-- START THE INPUT --

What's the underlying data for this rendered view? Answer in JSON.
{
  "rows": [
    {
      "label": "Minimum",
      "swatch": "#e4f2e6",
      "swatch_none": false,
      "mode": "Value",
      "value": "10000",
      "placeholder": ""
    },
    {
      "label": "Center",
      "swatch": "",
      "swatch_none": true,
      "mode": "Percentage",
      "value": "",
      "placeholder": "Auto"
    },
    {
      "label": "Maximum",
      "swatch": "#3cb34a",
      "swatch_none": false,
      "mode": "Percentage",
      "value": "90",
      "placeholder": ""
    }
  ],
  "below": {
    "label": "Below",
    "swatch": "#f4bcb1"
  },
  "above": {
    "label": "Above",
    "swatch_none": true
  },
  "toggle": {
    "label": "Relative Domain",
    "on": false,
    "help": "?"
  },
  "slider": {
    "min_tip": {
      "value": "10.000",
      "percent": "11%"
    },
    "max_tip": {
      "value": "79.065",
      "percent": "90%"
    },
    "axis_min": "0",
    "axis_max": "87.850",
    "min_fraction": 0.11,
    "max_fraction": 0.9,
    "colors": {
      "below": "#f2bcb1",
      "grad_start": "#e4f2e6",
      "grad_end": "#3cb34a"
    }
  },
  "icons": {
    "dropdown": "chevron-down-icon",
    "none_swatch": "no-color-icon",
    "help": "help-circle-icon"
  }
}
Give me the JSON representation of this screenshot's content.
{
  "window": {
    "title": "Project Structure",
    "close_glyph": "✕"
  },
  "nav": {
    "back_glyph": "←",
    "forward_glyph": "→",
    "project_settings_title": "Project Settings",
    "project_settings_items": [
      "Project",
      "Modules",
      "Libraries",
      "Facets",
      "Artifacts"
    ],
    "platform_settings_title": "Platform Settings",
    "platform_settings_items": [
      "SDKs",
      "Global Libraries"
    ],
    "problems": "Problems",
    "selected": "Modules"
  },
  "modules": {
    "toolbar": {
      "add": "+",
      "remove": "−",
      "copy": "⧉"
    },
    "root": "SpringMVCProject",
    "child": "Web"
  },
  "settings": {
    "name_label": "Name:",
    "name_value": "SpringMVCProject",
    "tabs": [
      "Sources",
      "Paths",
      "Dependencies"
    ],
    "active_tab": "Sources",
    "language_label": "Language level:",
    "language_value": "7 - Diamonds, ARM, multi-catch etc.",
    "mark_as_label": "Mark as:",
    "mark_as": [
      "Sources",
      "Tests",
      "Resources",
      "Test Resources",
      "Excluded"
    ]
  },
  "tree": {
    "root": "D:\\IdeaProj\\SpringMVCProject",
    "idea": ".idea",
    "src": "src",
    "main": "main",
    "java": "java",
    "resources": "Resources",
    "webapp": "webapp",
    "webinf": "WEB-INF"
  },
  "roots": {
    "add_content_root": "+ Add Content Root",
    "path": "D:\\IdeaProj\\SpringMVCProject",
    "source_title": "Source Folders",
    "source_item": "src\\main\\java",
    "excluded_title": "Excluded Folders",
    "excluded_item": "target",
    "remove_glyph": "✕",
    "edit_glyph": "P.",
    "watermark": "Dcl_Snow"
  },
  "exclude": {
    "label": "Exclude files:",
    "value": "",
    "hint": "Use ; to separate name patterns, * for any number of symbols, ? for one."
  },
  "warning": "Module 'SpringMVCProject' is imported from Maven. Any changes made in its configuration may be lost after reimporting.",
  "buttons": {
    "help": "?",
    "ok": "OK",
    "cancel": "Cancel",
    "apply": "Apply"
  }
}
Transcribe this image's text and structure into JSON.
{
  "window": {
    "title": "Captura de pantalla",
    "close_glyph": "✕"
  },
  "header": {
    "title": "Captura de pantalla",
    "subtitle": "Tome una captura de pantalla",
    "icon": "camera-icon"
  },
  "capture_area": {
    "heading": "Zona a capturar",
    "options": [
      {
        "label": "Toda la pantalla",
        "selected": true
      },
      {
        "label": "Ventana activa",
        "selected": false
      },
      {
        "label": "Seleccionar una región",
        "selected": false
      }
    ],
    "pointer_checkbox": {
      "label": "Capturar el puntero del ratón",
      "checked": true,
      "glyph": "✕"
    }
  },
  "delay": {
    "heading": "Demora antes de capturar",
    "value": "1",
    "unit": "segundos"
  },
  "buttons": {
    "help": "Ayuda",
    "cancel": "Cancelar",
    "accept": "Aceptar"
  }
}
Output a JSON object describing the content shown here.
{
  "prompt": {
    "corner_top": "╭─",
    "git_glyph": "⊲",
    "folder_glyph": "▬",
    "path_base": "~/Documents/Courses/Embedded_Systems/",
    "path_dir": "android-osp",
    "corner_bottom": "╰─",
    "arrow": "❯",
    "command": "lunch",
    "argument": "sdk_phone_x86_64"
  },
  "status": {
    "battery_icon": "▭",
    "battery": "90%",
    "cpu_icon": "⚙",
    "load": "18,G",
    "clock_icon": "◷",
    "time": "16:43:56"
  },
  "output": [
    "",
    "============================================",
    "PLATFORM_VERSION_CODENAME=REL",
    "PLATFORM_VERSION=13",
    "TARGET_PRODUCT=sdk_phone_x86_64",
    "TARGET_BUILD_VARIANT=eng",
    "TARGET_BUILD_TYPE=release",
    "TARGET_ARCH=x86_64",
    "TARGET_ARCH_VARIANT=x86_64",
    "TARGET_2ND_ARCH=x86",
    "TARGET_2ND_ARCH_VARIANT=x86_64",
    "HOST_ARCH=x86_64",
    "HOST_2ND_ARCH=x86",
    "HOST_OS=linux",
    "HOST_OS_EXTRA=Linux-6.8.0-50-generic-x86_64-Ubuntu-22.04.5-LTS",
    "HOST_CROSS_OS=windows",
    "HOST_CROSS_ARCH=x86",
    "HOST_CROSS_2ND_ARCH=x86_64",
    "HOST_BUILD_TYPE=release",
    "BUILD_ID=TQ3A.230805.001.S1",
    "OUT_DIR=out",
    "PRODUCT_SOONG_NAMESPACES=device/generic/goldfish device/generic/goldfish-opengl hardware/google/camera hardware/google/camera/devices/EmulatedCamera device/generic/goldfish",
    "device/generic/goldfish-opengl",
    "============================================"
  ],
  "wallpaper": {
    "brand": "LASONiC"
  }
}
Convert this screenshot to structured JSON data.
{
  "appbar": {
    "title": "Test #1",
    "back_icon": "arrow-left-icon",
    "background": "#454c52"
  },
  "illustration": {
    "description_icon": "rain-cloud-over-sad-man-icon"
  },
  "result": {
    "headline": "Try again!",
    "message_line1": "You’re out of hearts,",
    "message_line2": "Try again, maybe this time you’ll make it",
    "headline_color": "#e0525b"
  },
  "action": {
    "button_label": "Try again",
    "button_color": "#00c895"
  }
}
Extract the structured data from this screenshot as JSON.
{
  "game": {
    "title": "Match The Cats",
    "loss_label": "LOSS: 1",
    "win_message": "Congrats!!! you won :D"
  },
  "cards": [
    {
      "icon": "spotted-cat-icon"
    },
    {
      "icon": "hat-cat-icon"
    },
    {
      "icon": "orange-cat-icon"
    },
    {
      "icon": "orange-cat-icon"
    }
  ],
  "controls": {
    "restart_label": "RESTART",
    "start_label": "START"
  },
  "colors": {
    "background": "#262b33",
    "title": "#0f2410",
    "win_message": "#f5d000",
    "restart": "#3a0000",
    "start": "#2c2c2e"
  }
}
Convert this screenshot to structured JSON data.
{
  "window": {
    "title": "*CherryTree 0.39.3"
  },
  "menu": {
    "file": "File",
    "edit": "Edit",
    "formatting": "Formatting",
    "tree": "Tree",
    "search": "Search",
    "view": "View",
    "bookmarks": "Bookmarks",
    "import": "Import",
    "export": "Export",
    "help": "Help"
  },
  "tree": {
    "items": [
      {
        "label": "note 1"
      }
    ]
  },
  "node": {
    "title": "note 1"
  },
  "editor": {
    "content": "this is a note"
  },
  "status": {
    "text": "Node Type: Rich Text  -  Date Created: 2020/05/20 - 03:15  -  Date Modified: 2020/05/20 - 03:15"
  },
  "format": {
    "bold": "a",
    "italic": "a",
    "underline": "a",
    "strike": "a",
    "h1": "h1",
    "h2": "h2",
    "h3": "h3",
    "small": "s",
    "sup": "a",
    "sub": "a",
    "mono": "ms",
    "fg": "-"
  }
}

-- END THE INPUT --

(WRITTEN PROBLEM): Scan the data for the word "generic" and copy every line where it shows up.

(TASK RESPONSE):
    "HOST_OS_EXTRA=Linux-6.8.0-50-generic-x86_64-Ubuntu-22.04.5-LTS",
    "PRODUCT_SOONG_NAMESPACES=device/generic/goldfish device/generic/goldfish-opengl hardware/google/camera hardware/google/camera/devices/EmulatedCamera device/generic/goldfish",
    "device/generic/goldfish-opengl",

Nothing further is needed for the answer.